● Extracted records
§ §

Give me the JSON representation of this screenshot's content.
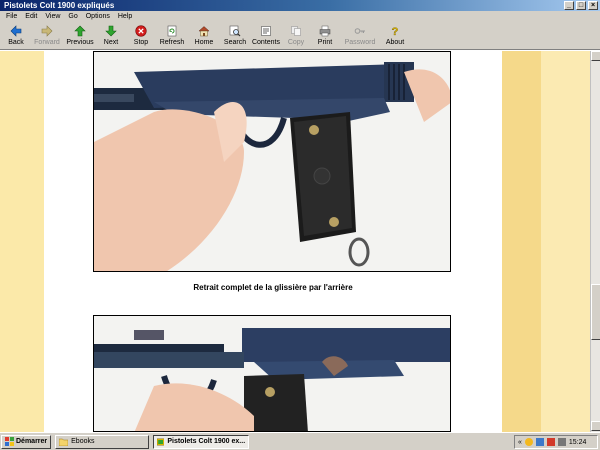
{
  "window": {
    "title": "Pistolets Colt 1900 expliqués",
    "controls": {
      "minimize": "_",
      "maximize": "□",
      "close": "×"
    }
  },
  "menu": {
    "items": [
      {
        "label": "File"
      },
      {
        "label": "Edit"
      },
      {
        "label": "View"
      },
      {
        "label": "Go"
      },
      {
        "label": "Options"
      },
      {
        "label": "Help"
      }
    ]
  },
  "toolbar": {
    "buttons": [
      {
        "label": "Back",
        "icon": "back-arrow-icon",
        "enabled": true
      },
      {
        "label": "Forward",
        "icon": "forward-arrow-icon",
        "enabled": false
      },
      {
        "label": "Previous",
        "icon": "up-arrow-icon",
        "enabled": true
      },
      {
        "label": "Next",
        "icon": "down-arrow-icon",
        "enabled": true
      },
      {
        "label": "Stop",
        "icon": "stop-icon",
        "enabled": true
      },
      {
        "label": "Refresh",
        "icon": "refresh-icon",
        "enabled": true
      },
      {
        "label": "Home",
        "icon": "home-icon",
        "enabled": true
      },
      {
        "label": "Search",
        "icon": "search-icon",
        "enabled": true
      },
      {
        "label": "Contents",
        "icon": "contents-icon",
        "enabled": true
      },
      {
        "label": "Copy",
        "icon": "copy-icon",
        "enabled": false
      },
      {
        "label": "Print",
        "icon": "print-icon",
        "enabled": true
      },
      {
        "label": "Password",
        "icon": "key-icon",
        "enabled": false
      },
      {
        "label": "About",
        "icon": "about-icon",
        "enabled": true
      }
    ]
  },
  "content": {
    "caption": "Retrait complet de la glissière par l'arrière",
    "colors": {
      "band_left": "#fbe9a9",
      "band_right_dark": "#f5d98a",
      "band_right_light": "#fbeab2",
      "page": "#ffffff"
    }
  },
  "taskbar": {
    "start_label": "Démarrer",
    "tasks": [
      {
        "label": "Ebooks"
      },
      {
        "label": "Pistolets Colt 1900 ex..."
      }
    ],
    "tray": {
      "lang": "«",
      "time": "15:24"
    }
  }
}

§ §

● Exercise goal
Show each line of the listing that holds the string "Colt".

● Response to the task
    "title": "Pistolets Colt 1900 expliqués",
        "label": "Pistolets Colt 1900 ex..."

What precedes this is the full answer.